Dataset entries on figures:
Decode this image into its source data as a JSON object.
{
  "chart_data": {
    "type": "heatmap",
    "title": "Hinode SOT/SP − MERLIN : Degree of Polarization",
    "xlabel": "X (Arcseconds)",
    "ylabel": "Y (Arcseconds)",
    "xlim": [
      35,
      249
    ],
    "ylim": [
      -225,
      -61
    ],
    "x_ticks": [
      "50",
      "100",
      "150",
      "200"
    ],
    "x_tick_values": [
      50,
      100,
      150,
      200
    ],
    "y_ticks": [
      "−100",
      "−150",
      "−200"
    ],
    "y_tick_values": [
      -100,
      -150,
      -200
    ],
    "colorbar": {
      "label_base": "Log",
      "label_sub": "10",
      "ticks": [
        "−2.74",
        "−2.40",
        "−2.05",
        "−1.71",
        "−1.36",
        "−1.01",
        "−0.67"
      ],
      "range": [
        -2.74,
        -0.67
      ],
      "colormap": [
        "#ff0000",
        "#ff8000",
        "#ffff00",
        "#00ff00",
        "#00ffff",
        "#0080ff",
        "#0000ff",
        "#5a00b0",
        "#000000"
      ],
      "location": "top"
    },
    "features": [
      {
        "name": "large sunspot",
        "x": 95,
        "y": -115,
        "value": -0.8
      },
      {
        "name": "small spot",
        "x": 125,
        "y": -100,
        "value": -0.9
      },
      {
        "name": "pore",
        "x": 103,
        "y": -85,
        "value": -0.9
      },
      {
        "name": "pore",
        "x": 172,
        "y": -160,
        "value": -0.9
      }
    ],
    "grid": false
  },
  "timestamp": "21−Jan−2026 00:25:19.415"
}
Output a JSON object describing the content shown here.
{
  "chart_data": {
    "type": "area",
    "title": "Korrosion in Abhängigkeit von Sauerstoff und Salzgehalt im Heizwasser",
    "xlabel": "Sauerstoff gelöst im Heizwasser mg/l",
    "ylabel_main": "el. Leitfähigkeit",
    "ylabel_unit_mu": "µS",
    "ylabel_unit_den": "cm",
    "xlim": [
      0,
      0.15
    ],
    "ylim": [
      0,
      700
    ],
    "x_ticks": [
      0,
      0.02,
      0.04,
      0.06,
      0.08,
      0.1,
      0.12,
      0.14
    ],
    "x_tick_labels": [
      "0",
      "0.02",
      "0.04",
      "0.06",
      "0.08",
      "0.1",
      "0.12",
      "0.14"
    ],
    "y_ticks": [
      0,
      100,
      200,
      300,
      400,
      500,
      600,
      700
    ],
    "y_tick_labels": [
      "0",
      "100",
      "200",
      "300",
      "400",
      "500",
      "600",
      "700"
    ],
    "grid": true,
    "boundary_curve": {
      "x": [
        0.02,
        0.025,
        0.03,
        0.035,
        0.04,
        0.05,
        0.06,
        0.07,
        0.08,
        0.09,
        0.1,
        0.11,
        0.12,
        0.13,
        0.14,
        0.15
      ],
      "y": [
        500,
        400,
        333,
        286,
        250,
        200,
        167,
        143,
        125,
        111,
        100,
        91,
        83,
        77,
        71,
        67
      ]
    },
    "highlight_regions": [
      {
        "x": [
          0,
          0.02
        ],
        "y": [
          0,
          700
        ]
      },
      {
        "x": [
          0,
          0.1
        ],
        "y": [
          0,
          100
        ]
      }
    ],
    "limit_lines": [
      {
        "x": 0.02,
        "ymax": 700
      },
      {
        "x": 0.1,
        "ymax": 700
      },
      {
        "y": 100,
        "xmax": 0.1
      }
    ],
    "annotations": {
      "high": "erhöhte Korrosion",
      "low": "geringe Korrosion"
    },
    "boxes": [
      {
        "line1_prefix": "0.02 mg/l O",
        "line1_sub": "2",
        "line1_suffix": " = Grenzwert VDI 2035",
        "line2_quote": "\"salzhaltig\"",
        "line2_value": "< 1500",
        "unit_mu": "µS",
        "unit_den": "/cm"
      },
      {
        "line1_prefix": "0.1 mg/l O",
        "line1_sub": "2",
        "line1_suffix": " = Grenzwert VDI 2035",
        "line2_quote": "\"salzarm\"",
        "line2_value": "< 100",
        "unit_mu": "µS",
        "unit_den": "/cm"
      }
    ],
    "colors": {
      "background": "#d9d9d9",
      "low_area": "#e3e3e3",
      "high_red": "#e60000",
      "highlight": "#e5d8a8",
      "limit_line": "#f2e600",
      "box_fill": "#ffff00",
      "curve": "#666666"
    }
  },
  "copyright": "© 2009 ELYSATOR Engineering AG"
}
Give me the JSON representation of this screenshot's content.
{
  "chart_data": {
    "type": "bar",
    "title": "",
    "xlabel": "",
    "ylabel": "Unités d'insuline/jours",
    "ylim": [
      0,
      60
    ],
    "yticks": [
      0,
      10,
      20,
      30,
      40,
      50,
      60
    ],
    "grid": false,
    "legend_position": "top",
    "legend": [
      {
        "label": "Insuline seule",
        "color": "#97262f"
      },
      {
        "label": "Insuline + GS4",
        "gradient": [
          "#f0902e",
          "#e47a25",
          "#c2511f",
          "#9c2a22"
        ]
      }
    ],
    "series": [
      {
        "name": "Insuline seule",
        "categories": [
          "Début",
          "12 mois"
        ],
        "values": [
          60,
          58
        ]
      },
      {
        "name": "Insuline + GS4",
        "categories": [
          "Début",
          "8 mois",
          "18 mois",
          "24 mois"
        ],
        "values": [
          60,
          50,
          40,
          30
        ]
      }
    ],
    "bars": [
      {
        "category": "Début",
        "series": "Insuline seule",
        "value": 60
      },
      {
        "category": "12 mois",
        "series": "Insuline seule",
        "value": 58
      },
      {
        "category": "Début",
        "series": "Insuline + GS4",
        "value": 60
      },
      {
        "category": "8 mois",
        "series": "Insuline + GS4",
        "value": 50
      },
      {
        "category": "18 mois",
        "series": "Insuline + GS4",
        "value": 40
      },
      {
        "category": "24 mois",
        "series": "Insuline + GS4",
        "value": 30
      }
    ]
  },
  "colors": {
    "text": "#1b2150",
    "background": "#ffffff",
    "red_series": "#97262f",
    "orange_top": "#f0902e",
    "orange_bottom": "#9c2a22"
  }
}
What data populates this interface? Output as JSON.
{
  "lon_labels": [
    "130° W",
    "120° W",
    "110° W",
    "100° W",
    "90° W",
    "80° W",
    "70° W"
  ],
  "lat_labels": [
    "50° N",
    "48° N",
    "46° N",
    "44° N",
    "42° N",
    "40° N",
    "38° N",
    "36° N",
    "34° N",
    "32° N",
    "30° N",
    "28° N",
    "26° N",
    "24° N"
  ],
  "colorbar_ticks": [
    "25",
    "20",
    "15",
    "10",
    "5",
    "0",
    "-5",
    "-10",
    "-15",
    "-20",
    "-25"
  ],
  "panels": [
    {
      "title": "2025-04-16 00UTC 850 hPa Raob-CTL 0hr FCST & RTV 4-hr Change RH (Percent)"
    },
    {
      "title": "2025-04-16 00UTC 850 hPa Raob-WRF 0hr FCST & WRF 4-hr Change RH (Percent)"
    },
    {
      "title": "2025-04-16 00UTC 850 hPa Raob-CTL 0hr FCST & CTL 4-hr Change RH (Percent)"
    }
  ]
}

STATED GOAL: Which lines include the word "object"? List them all.

ANSWER:
Decode this image into its source data as a JSON object.
Output a JSON object describing the content shown here.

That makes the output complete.